>> Start

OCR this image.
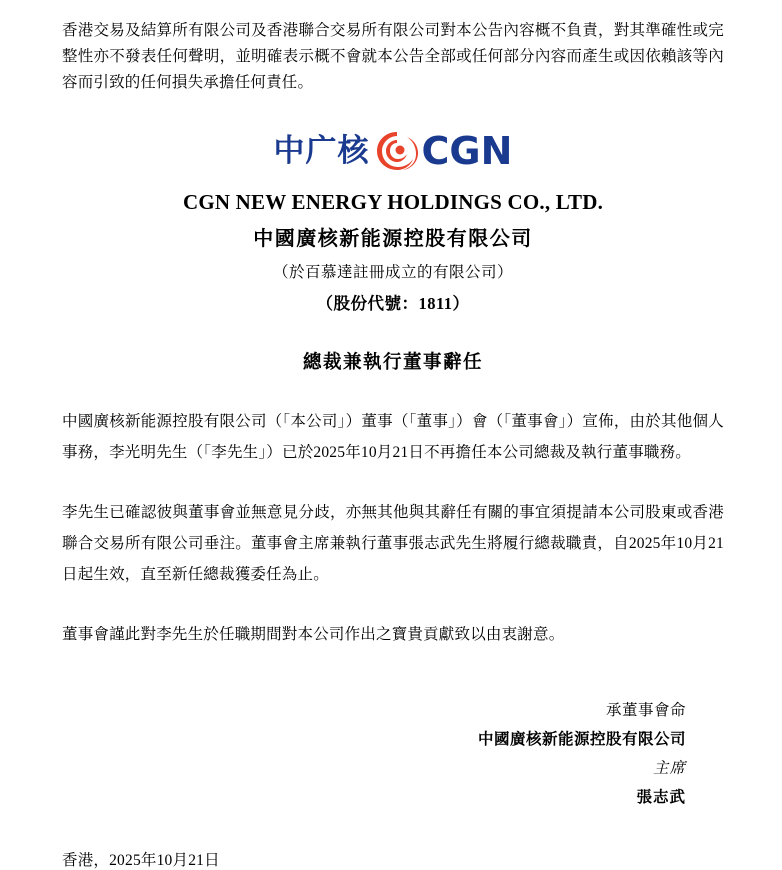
香港交易及結算所有限公司及香港聯合交易所有限公司對本公告內容概不負責，對其準確性或完整性亦不發表任何聲明，並明確表示概不會就本公告全部或任何部分內容而產生或因依賴該等內容而引致的任何損失承擔任何責任。
中广核 CGN
CGN NEW ENERGY HOLDINGS CO., LTD.
中國廣核新能源控股有限公司
（於百慕達註冊成立的有限公司）
（股份代號：1811）
總裁兼執行董事辭任
中國廣核新能源控股有限公司（「本公司」）董事（「董事」）會（「董事會」）宣佈，由於其他個人事務，李光明先生（「李先生」）已於2025年10月21日不再擔任本公司總裁及執行董事職務。
李先生已確認彼與董事會並無意見分歧，亦無其他與其辭任有關的事宜須提請本公司股東或香港聯合交易所有限公司垂注。董事會主席兼執行董事張志武先生將履行總裁職責，自2025年10月21日起生效，直至新任總裁獲委任為止。
董事會謹此對李先生於任職期間對本公司作出之寶貴貢獻致以由衷謝意。
承董事會命
中國廣核新能源控股有限公司
主席
張志武
香港，2025年10月21日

>> End

Aim:
Copy out each record shown above without alteration, skipping any picture.

Response for this exercise:
OCR this image.
香港交易及結算所有限公司及香港聯合交易所有限公司對本公告內容概不負責，對其準確性或完整性亦不發表任何聲明，並明確表示概不會就本公告全部或任何部分內容而產生或因依賴該等內容而引致的任何損失承擔任何責任。
中广核 CGN
CGN NEW ENERGY HOLDINGS CO., LTD.
中國廣核新能源控股有限公司
（於百慕達註冊成立的有限公司）
（股份代號：1811）
總裁兼執行董事辭任
中國廣核新能源控股有限公司（「本公司」）董事（「董事」）會（「董事會」）宣佈，由於其他個人事務，李光明先生（「李先生」）已於2025年10月21日不再擔任本公司總裁及執行董事職務。
李先生已確認彼與董事會並無意見分歧，亦無其他與其辭任有關的事宜須提請本公司股東或香港聯合交易所有限公司垂注。董事會主席兼執行董事張志武先生將履行總裁職責，自2025年10月21日起生效，直至新任總裁獲委任為止。
董事會謹此對李先生於任職期間對本公司作出之寶貴貢獻致以由衷謝意。
承董事會命
中國廣核新能源控股有限公司
主席
張志武
香港，2025年10月21日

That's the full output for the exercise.